— START OF RECORDED DATA —
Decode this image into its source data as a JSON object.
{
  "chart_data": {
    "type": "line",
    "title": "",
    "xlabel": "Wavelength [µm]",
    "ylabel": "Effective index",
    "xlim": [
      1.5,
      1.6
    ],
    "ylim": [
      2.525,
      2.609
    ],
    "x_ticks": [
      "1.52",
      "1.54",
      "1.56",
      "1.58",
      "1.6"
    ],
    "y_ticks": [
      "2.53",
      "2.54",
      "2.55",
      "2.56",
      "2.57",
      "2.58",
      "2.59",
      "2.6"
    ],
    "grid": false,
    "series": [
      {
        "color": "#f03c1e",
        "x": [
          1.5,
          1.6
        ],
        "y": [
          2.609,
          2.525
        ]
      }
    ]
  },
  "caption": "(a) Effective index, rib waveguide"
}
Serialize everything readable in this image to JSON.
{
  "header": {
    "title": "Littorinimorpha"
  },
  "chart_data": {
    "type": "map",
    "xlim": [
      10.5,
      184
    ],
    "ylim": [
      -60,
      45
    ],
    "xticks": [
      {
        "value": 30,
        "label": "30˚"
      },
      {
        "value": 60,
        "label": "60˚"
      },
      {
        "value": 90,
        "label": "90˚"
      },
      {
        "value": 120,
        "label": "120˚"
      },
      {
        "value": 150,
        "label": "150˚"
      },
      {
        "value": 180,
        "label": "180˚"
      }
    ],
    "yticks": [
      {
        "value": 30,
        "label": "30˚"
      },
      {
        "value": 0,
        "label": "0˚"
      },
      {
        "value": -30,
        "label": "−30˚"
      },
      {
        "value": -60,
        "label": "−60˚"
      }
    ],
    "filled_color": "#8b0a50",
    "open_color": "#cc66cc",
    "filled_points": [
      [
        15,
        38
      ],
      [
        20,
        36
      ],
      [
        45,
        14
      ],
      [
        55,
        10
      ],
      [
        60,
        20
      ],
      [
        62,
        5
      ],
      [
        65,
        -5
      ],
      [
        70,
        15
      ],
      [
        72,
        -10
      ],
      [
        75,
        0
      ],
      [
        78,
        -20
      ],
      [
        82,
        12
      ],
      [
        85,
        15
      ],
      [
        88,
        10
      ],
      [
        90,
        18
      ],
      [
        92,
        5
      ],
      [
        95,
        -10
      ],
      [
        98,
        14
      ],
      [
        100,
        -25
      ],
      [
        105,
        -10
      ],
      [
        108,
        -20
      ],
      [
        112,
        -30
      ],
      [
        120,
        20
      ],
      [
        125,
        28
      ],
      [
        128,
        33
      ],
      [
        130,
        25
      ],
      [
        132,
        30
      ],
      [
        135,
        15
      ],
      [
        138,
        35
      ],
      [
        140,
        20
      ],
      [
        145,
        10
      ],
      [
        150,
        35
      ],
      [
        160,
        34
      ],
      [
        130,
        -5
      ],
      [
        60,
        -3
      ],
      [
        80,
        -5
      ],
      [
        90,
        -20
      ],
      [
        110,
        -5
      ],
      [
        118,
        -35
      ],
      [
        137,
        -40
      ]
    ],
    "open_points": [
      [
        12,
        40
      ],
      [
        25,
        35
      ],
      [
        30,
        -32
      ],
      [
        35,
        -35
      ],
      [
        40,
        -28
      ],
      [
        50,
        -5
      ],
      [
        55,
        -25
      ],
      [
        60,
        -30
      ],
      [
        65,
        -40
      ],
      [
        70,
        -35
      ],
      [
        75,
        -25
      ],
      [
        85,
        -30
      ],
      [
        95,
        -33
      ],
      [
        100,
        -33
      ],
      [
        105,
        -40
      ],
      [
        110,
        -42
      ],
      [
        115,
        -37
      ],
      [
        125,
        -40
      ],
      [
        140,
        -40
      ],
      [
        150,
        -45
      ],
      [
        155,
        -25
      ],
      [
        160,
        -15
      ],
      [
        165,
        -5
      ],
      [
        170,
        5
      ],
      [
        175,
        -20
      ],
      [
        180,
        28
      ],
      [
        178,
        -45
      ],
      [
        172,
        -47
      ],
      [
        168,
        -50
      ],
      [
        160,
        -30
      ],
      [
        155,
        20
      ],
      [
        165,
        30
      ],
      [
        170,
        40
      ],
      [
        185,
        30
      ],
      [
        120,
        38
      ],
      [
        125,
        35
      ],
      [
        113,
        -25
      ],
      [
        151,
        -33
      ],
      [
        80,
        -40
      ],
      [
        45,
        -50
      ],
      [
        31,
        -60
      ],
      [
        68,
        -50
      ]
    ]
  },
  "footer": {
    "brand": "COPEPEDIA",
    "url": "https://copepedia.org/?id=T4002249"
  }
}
— END OF RECORDED DATA —
**AIM OF THE EXERCISE**
Repeat the material word for word, in full.

**SOLUTION FOR THIS PROBLEM**
Decode this image into its source data as a JSON object.
{
  "chart_data": {
    "type": "line",
    "title": "",
    "xlabel": "Wavelength [µm]",
    "ylabel": "Effective index",
    "xlim": [
      1.5,
      1.6
    ],
    "ylim": [
      2.525,
      2.609
    ],
    "x_ticks": [
      "1.52",
      "1.54",
      "1.56",
      "1.58",
      "1.6"
    ],
    "y_ticks": [
      "2.53",
      "2.54",
      "2.55",
      "2.56",
      "2.57",
      "2.58",
      "2.59",
      "2.6"
    ],
    "grid": false,
    "series": [
      {
        "color": "#f03c1e",
        "x": [
          1.5,
          1.6
        ],
        "y": [
          2.609,
          2.525
        ]
      }
    ]
  },
  "caption": "(a) Effective index, rib waveguide"
}
Serialize everything readable in this image to JSON.
{
  "header": {
    "title": "Littorinimorpha"
  },
  "chart_data": {
    "type": "map",
    "xlim": [
      10.5,
      184
    ],
    "ylim": [
      -60,
      45
    ],
    "xticks": [
      {
        "value": 30,
        "label": "30˚"
      },
      {
        "value": 60,
        "label": "60˚"
      },
      {
        "value": 90,
        "label": "90˚"
      },
      {
        "value": 120,
        "label": "120˚"
      },
      {
        "value": 150,
        "label": "150˚"
      },
      {
        "value": 180,
        "label": "180˚"
      }
    ],
    "yticks": [
      {
        "value": 30,
        "label": "30˚"
      },
      {
        "value": 0,
        "label": "0˚"
      },
      {
        "value": -30,
        "label": "−30˚"
      },
      {
        "value": -60,
        "label": "−60˚"
      }
    ],
    "filled_color": "#8b0a50",
    "open_color": "#cc66cc",
    "filled_points": [
      [
        15,
        38
      ],
      [
        20,
        36
      ],
      [
        45,
        14
      ],
      [
        55,
        10
      ],
      [
        60,
        20
      ],
      [
        62,
        5
      ],
      [
        65,
        -5
      ],
      [
        70,
        15
      ],
      [
        72,
        -10
      ],
      [
        75,
        0
      ],
      [
        78,
        -20
      ],
      [
        82,
        12
      ],
      [
        85,
        15
      ],
      [
        88,
        10
      ],
      [
        90,
        18
      ],
      [
        92,
        5
      ],
      [
        95,
        -10
      ],
      [
        98,
        14
      ],
      [
        100,
        -25
      ],
      [
        105,
        -10
      ],
      [
        108,
        -20
      ],
      [
        112,
        -30
      ],
      [
        120,
        20
      ],
      [
        125,
        28
      ],
      [
        128,
        33
      ],
      [
        130,
        25
      ],
      [
        132,
        30
      ],
      [
        135,
        15
      ],
      [
        138,
        35
      ],
      [
        140,
        20
      ],
      [
        145,
        10
      ],
      [
        150,
        35
      ],
      [
        160,
        34
      ],
      [
        130,
        -5
      ],
      [
        60,
        -3
      ],
      [
        80,
        -5
      ],
      [
        90,
        -20
      ],
      [
        110,
        -5
      ],
      [
        118,
        -35
      ],
      [
        137,
        -40
      ]
    ],
    "open_points": [
      [
        12,
        40
      ],
      [
        25,
        35
      ],
      [
        30,
        -32
      ],
      [
        35,
        -35
      ],
      [
        40,
        -28
      ],
      [
        50,
        -5
      ],
      [
        55,
        -25
      ],
      [
        60,
        -30
      ],
      [
        65,
        -40
      ],
      [
        70,
        -35
      ],
      [
        75,
        -25
      ],
      [
        85,
        -30
      ],
      [
        95,
        -33
      ],
      [
        100,
        -33
      ],
      [
        105,
        -40
      ],
      [
        110,
        -42
      ],
      [
        115,
        -37
      ],
      [
        125,
        -40
      ],
      [
        140,
        -40
      ],
      [
        150,
        -45
      ],
      [
        155,
        -25
      ],
      [
        160,
        -15
      ],
      [
        165,
        -5
      ],
      [
        170,
        5
      ],
      [
        175,
        -20
      ],
      [
        180,
        28
      ],
      [
        178,
        -45
      ],
      [
        172,
        -47
      ],
      [
        168,
        -50
      ],
      [
        160,
        -30
      ],
      [
        155,
        20
      ],
      [
        165,
        30
      ],
      [
        170,
        40
      ],
      [
        185,
        30
      ],
      [
        120,
        38
      ],
      [
        125,
        35
      ],
      [
        113,
        -25
      ],
      [
        151,
        -33
      ],
      [
        80,
        -40
      ],
      [
        45,
        -50
      ],
      [
        31,
        -60
      ],
      [
        68,
        -50
      ]
    ]
  },
  "footer": {
    "brand": "COPEPEDIA",
    "url": "https://copepedia.org/?id=T4002249"
  }
}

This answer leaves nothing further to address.